- _Directions_
Restate the records below word for word, and omit the images they hold.

- _Dataset records_
-- Start --

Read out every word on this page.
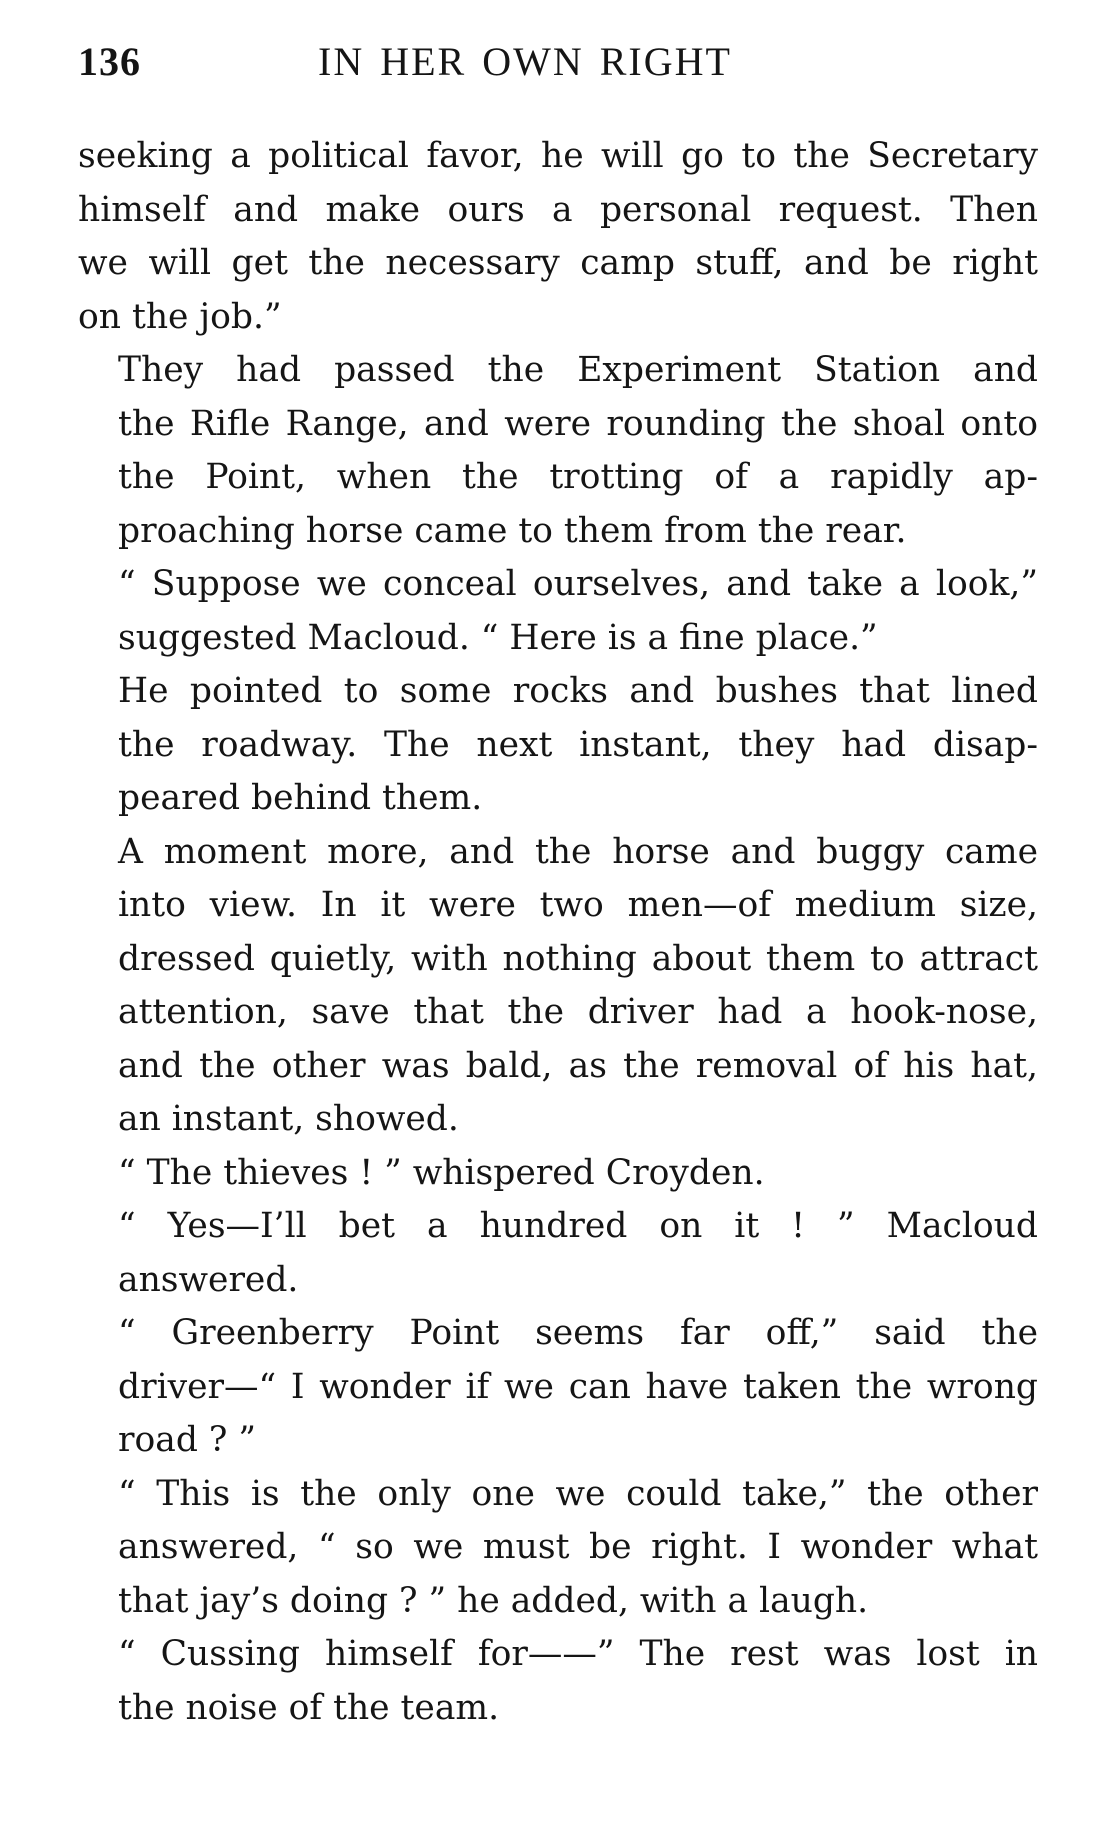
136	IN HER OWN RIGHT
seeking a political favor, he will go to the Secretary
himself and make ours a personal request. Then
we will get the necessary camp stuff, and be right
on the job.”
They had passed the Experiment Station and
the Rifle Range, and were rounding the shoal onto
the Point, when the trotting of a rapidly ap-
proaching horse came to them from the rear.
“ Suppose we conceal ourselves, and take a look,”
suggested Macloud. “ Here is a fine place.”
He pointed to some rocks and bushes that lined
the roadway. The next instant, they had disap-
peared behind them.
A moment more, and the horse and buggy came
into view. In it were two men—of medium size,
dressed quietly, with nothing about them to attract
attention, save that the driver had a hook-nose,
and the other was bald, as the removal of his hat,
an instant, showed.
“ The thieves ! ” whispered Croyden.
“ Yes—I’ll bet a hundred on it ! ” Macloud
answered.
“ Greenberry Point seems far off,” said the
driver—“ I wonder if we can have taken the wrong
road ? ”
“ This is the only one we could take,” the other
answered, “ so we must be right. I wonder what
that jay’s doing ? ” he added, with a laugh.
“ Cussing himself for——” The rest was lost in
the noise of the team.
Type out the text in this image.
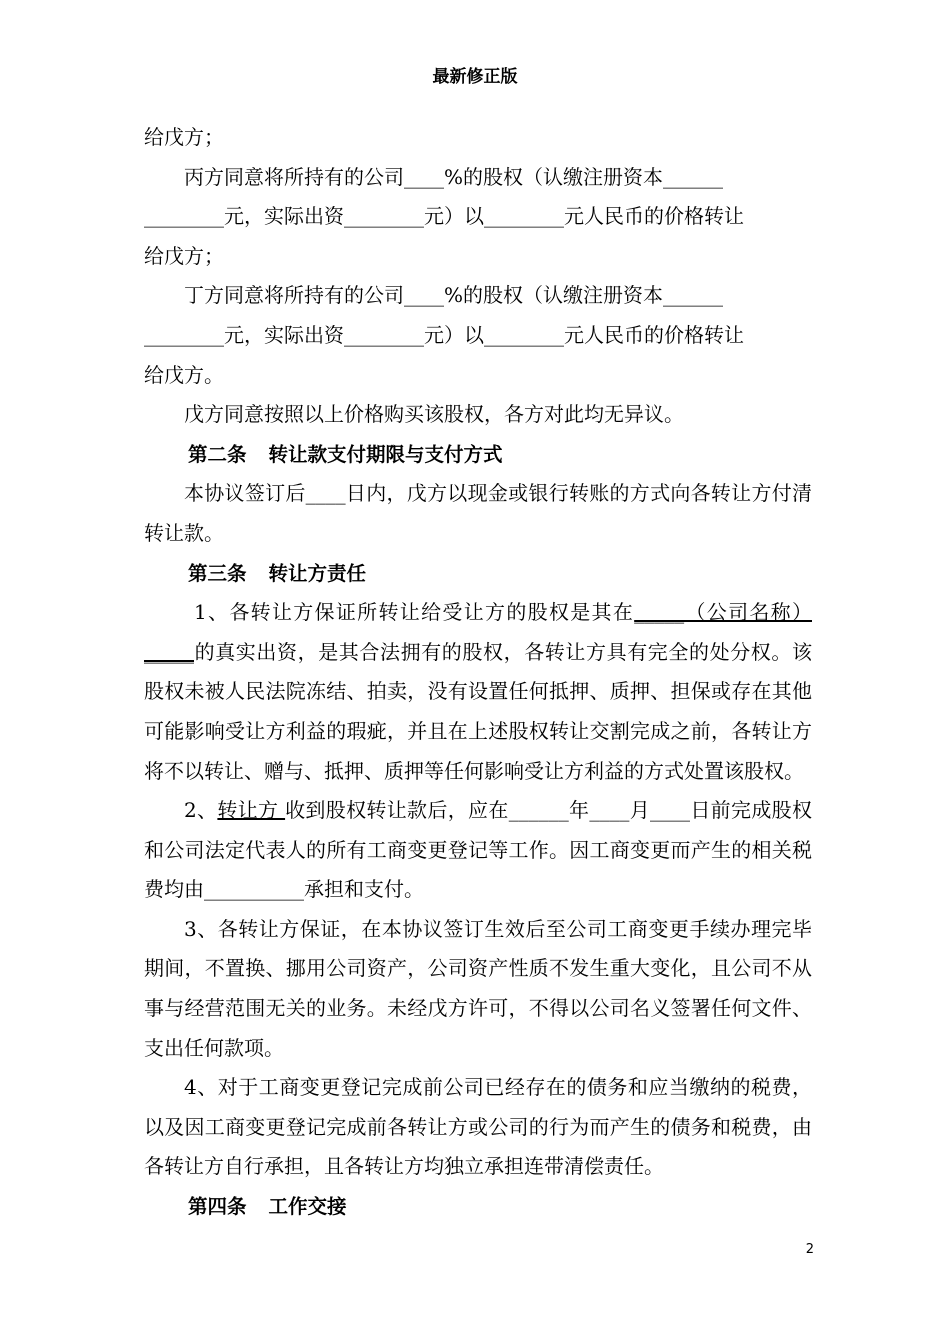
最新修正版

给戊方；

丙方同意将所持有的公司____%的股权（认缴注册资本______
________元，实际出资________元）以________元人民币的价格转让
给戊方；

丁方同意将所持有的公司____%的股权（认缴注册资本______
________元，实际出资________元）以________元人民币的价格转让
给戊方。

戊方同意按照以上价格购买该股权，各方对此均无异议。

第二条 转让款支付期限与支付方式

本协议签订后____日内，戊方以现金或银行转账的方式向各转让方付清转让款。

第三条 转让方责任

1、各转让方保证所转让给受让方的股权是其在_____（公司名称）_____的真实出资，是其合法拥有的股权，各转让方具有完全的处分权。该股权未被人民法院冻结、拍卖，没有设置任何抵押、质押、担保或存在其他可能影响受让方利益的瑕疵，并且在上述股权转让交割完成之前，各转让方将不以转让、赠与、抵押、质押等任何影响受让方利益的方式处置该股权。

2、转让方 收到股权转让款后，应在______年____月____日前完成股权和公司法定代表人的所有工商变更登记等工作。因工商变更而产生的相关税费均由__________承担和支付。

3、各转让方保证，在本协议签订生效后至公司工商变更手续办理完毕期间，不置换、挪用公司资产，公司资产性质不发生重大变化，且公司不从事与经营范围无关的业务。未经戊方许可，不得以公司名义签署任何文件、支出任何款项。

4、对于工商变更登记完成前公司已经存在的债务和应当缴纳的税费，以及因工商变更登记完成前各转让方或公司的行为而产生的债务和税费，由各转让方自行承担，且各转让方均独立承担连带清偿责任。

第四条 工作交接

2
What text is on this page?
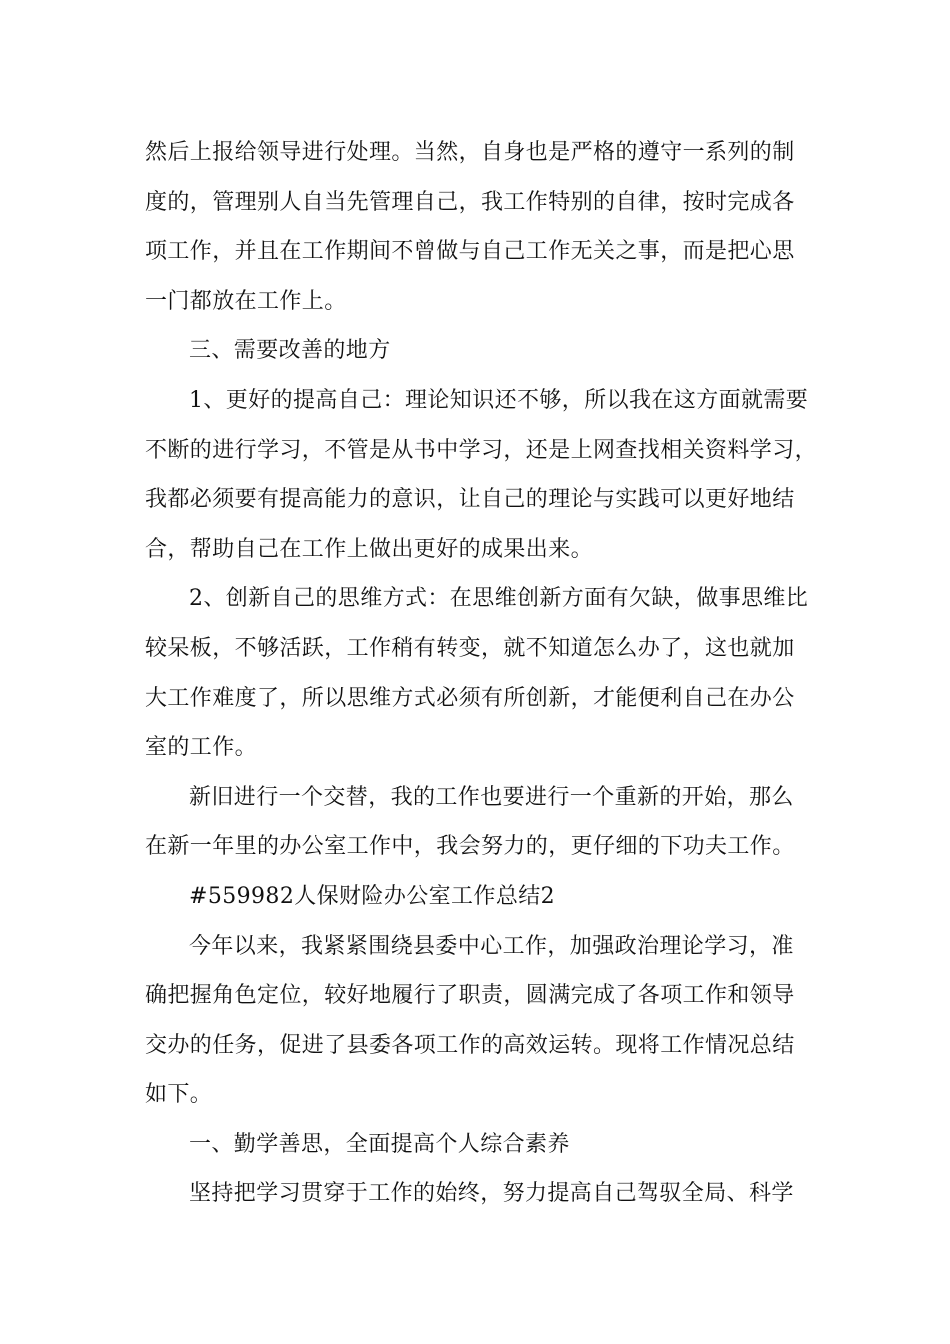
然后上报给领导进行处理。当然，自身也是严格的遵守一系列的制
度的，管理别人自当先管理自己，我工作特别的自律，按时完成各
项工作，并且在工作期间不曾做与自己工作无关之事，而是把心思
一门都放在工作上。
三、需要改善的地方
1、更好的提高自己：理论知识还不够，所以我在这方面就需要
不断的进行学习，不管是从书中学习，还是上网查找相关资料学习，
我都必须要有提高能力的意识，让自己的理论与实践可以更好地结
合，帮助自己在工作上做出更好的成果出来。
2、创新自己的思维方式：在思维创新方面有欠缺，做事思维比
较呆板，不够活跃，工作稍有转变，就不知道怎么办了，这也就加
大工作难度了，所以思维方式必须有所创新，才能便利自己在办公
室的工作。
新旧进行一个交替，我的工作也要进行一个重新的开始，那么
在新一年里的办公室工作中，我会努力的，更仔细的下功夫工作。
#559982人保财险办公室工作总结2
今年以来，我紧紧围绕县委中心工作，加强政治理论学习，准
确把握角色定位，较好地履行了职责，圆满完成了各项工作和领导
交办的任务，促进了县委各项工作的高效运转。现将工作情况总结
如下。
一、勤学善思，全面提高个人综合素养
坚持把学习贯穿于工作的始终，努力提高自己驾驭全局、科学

-- End --

- _Solution below_
Read out every word on this page.
136	IN HER OWN RIGHT
seeking a political favor, he will go to the Secretary
himself and make ours a personal request. Then
we will get the necessary camp stuff, and be right
on the job.”
They had passed the Experiment Station and
the Rifle Range, and were rounding the shoal onto
the Point, when the trotting of a rapidly ap-
proaching horse came to them from the rear.
“ Suppose we conceal ourselves, and take a look,”
suggested Macloud. “ Here is a fine place.”
He pointed to some rocks and bushes that lined
the roadway. The next instant, they had disap-
peared behind them.
A moment more, and the horse and buggy came
into view. In it were two men—of medium size,
dressed quietly, with nothing about them to attract
attention, save that the driver had a hook-nose,
and the other was bald, as the removal of his hat,
an instant, showed.
“ The thieves ! ” whispered Croyden.
“ Yes—I’ll bet a hundred on it ! ” Macloud
answered.
“ Greenberry Point seems far off,” said the
driver—“ I wonder if we can have taken the wrong
road ? ”
“ This is the only one we could take,” the other
answered, “ so we must be right. I wonder what
that jay’s doing ? ” he added, with a laugh.
“ Cussing himself for——” The rest was lost in
the noise of the team.
Type out the text in this image.
最新修正版

给戊方；

丙方同意将所持有的公司____%的股权（认缴注册资本______
________元，实际出资________元）以________元人民币的价格转让
给戊方；

丁方同意将所持有的公司____%的股权（认缴注册资本______
________元，实际出资________元）以________元人民币的价格转让
给戊方。

戊方同意按照以上价格购买该股权，各方对此均无异议。

第二条 转让款支付期限与支付方式

本协议签订后____日内，戊方以现金或银行转账的方式向各转让方付清转让款。

第三条 转让方责任

1、各转让方保证所转让给受让方的股权是其在_____（公司名称）_____的真实出资，是其合法拥有的股权，各转让方具有完全的处分权。该股权未被人民法院冻结、拍卖，没有设置任何抵押、质押、担保或存在其他可能影响受让方利益的瑕疵，并且在上述股权转让交割完成之前，各转让方将不以转让、赠与、抵押、质押等任何影响受让方利益的方式处置该股权。

2、转让方 收到股权转让款后，应在______年____月____日前完成股权和公司法定代表人的所有工商变更登记等工作。因工商变更而产生的相关税费均由__________承担和支付。

3、各转让方保证，在本协议签订生效后至公司工商变更手续办理完毕期间，不置换、挪用公司资产，公司资产性质不发生重大变化，且公司不从事与经营范围无关的业务。未经戊方许可，不得以公司名义签署任何文件、支出任何款项。

4、对于工商变更登记完成前公司已经存在的债务和应当缴纳的税费，以及因工商变更登记完成前各转让方或公司的行为而产生的债务和税费，由各转让方自行承担，且各转让方均独立承担连带清偿责任。

第四条 工作交接

2
What text is on this page?
然后上报给领导进行处理。当然，自身也是严格的遵守一系列的制
度的，管理别人自当先管理自己，我工作特别的自律，按时完成各
项工作，并且在工作期间不曾做与自己工作无关之事，而是把心思
一门都放在工作上。
三、需要改善的地方
1、更好的提高自己：理论知识还不够，所以我在这方面就需要
不断的进行学习，不管是从书中学习，还是上网查找相关资料学习，
我都必须要有提高能力的意识，让自己的理论与实践可以更好地结
合，帮助自己在工作上做出更好的成果出来。
2、创新自己的思维方式：在思维创新方面有欠缺，做事思维比
较呆板，不够活跃，工作稍有转变，就不知道怎么办了，这也就加
大工作难度了，所以思维方式必须有所创新，才能便利自己在办公
室的工作。
新旧进行一个交替，我的工作也要进行一个重新的开始，那么
在新一年里的办公室工作中，我会努力的，更仔细的下功夫工作。
#559982人保财险办公室工作总结2
今年以来，我紧紧围绕县委中心工作，加强政治理论学习，准
确把握角色定位，较好地履行了职责，圆满完成了各项工作和领导
交办的任务，促进了县委各项工作的高效运转。现将工作情况总结
如下。
一、勤学善思，全面提高个人综合素养
坚持把学习贯穿于工作的始终，努力提高自己驾驭全局、科学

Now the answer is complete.